▸ Stated problem: Find the string "Displacement" in the records. Copy every line it appears in.

— Start Data supplied —

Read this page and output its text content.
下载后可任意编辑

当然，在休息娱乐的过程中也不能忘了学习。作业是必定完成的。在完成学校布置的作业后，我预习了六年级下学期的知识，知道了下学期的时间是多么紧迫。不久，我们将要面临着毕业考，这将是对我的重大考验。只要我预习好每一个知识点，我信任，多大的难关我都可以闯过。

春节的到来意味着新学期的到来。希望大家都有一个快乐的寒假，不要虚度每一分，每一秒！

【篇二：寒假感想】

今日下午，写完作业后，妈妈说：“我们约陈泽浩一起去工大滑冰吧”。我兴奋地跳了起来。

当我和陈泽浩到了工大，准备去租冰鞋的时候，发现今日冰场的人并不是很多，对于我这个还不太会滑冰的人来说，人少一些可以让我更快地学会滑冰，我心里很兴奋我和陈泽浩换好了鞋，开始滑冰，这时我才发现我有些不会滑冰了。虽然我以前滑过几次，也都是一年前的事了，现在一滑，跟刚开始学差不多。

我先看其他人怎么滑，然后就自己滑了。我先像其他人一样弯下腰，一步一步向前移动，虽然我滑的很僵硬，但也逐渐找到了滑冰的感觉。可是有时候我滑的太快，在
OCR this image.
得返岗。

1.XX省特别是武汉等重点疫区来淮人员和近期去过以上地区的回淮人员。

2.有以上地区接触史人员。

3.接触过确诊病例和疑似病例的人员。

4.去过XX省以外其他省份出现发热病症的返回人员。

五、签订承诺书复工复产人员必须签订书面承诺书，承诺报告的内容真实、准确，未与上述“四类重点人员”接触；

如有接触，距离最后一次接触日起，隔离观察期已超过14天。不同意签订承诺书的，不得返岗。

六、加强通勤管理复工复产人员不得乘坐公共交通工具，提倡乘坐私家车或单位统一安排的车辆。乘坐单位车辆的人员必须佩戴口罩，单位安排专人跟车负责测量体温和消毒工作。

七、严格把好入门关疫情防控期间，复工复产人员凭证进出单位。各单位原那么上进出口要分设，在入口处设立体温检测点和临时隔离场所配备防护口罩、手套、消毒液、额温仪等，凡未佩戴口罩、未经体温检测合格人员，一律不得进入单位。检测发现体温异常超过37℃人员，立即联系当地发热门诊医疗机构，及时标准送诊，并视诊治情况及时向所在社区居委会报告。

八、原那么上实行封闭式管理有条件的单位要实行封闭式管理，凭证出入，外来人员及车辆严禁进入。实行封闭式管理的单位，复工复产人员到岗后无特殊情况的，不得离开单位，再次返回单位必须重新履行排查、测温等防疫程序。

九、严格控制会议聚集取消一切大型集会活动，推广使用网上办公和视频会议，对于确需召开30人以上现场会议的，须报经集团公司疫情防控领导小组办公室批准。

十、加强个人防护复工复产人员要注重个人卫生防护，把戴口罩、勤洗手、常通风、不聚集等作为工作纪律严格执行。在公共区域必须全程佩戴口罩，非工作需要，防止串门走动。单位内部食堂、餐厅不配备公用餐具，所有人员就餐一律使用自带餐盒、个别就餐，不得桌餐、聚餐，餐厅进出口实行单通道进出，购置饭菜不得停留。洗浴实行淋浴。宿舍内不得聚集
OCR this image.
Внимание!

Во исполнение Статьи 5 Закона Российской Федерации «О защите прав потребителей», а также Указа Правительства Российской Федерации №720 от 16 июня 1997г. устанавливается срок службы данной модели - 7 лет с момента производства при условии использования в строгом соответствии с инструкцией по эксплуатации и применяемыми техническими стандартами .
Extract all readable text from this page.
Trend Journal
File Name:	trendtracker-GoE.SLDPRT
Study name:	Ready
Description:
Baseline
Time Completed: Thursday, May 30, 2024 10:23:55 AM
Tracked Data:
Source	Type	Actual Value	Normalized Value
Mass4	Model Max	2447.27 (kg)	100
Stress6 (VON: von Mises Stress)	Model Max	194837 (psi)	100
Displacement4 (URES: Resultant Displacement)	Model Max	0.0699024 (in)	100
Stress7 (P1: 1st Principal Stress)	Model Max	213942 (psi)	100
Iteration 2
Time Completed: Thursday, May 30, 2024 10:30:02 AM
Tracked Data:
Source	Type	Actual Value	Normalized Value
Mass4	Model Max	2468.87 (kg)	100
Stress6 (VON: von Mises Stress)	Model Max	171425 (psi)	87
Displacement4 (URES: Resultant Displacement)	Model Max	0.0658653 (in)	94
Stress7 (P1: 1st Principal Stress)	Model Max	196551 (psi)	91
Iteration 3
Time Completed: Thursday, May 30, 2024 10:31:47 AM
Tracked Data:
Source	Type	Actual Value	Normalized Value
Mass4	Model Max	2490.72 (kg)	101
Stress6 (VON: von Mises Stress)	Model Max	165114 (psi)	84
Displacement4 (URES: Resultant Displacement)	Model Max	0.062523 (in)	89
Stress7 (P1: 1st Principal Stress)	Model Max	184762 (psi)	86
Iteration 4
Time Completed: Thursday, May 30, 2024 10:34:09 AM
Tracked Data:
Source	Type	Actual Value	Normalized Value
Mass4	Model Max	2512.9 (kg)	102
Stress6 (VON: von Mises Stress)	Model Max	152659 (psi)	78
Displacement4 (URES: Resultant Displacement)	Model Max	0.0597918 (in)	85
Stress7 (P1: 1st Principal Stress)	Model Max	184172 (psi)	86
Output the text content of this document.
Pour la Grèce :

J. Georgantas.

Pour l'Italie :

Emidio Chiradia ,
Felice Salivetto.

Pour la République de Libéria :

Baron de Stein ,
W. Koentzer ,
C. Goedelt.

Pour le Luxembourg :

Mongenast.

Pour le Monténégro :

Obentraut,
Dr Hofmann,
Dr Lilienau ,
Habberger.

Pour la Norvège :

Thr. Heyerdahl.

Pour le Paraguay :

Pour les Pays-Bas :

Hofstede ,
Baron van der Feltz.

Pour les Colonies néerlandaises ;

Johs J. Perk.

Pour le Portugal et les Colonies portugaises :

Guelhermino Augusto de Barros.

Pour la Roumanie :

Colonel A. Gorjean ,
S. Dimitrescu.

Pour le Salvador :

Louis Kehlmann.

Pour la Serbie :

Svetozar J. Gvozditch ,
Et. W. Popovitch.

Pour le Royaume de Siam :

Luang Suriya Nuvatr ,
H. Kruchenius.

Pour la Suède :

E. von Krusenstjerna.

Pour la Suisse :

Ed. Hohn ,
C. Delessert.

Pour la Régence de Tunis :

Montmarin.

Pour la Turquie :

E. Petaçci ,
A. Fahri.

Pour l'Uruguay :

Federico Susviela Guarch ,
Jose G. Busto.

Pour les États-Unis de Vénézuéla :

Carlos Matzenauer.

— End Data supplied —

▸ Exercise solution:
Displacement4 (URES: Resultant Displacement)	Model Max	0.0699024 (in)	100
Displacement4 (URES: Resultant Displacement)	Model Max	0.0658653 (in)	94
Displacement4 (URES: Resultant Displacement)	Model Max	0.062523 (in)	89
Displacement4 (URES: Resultant Displacement)	Model Max	0.0597918 (in)	85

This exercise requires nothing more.